#### 展示文段 ####

增加L0训练阶段的MCTS部分

This commit is contained in:
hisatri
2025-07-23 07:04:10 +08:00
parent 88bed2a1ef
commit 4410defbe5
23 changed files with 5205 additions and 0 deletions

View File

@@ -0,0 +1,210 @@
"""
性能基准测试
测试不同MCTS实现的性能对比
"""
import time
import torch
import pytest
from game import Game2048
from torch_mcts import TorchMCTS
class TestPerformanceBenchmark:
"""性能基准测试类"""
@pytest.fixture
def game(self):
"""测试游戏状态"""
return Game2048(height=3, width=3, seed=42)
def test_cpu_mcts_performance(self, game):
"""测试CPU MCTS性能"""
mcts = TorchMCTS(
c_param=1.414,
max_simulation_depth=50,
device="cpu"
)
simulations = 2000
start_time = time.time()
action, stats = mcts.search(game, simulations)
elapsed_time = time.time() - start_time
speed = simulations / elapsed_time
# CPU MCTS应该达到基本性能要求
assert speed > 500, f"CPU MCTS性能过低: {speed:.1f} 模拟/秒"
assert action in game.get_valid_moves()
def test_auto_device_mcts_performance(self, game):
"""测试自动设备选择MCTS性能"""
mcts = TorchMCTS(
c_param=1.414,
max_simulation_depth=50,
device="auto"
)
simulations = 2000
start_time = time.time()

#### 数据行 ####

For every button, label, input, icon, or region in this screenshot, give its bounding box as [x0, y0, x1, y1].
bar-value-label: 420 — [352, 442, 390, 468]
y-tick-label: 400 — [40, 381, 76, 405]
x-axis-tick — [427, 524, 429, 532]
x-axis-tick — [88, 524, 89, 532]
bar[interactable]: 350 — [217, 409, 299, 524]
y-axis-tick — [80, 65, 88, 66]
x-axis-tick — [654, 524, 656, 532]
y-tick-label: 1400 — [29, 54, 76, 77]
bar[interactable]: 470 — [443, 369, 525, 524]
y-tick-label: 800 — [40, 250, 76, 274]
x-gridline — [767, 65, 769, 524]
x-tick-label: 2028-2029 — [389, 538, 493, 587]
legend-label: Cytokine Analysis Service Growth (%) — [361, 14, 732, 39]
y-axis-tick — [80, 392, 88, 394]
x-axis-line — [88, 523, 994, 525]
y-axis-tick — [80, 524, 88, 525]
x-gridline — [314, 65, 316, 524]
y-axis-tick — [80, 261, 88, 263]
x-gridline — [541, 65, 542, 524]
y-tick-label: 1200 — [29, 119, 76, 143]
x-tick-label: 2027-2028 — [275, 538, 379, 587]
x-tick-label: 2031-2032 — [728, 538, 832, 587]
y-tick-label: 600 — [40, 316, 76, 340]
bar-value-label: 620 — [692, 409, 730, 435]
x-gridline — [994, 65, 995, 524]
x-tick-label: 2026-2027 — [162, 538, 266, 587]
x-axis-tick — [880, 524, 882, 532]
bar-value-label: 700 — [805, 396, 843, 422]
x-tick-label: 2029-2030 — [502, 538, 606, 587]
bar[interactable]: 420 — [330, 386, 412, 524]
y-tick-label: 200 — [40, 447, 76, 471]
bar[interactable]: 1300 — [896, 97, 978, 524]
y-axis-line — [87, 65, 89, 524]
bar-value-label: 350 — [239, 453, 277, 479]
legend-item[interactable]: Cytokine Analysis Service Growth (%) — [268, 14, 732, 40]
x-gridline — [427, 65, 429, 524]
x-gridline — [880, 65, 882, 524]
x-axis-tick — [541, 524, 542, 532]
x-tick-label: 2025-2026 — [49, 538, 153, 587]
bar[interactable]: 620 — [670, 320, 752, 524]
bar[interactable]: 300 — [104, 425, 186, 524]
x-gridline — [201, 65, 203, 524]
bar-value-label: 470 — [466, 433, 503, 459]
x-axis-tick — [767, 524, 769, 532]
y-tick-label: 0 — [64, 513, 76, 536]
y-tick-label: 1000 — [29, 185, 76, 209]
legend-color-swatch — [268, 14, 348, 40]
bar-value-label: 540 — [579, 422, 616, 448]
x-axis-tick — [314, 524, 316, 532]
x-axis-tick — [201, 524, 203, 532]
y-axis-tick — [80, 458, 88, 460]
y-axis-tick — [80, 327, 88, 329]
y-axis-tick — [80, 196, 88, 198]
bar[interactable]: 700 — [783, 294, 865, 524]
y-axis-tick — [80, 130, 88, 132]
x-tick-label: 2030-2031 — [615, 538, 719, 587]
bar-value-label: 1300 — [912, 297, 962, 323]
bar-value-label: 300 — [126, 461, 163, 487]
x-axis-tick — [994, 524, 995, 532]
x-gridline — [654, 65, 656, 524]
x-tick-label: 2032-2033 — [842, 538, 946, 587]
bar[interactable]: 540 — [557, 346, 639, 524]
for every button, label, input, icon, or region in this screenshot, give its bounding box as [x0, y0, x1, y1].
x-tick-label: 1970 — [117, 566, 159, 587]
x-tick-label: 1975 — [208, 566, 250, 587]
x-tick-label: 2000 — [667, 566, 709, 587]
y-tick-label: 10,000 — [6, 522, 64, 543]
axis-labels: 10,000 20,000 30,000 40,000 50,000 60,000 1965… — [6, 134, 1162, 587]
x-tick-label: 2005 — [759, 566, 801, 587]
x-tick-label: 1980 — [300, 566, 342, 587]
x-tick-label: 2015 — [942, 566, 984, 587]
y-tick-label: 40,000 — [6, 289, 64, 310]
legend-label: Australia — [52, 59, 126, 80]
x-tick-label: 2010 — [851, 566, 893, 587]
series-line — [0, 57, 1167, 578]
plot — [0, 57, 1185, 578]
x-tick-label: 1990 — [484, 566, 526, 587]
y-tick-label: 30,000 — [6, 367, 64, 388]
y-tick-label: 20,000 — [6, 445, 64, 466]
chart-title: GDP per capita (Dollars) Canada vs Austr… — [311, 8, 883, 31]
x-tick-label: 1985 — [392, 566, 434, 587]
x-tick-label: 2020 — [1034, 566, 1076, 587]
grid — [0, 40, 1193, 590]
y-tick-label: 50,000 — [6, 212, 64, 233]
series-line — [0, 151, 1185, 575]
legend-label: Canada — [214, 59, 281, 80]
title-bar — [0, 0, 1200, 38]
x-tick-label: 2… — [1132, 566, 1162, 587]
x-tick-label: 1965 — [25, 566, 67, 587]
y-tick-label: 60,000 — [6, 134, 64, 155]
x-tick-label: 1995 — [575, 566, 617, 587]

####

待完成任务:
1 > 请将展示文段中从"return Game2048(height=3, width=3, seed=42)"起、到"stats = mcts.search(game, simulations)"止（包括这两处）的部分逐字重新录入。
2 > 把展示文段里以"This commit is contained in:"开头的那一段改写成简短的列表，并保留其中的主要信息。

练习答案:
1 >
return Game2048(height=3, width=3, seed=42)
def test_cpu_mcts_performance(self, game):
"""测试CPU MCTS性能"""
mcts = TorchMCTS(
c_param=1.414,
max_simulation_depth=50,
device="cpu"
)
simulations = 2000
start_time = time.time()
action, stats = mcts.search(game, simulations)

2 >
- 提交者：hisatri
- 时间：2025-07-23 07:04:10 +08:00
- 父提交：88bed2a1ef
- 本次提交：4410defbe5
- 变更：23 个文件，新增 5205 行，删除 0 行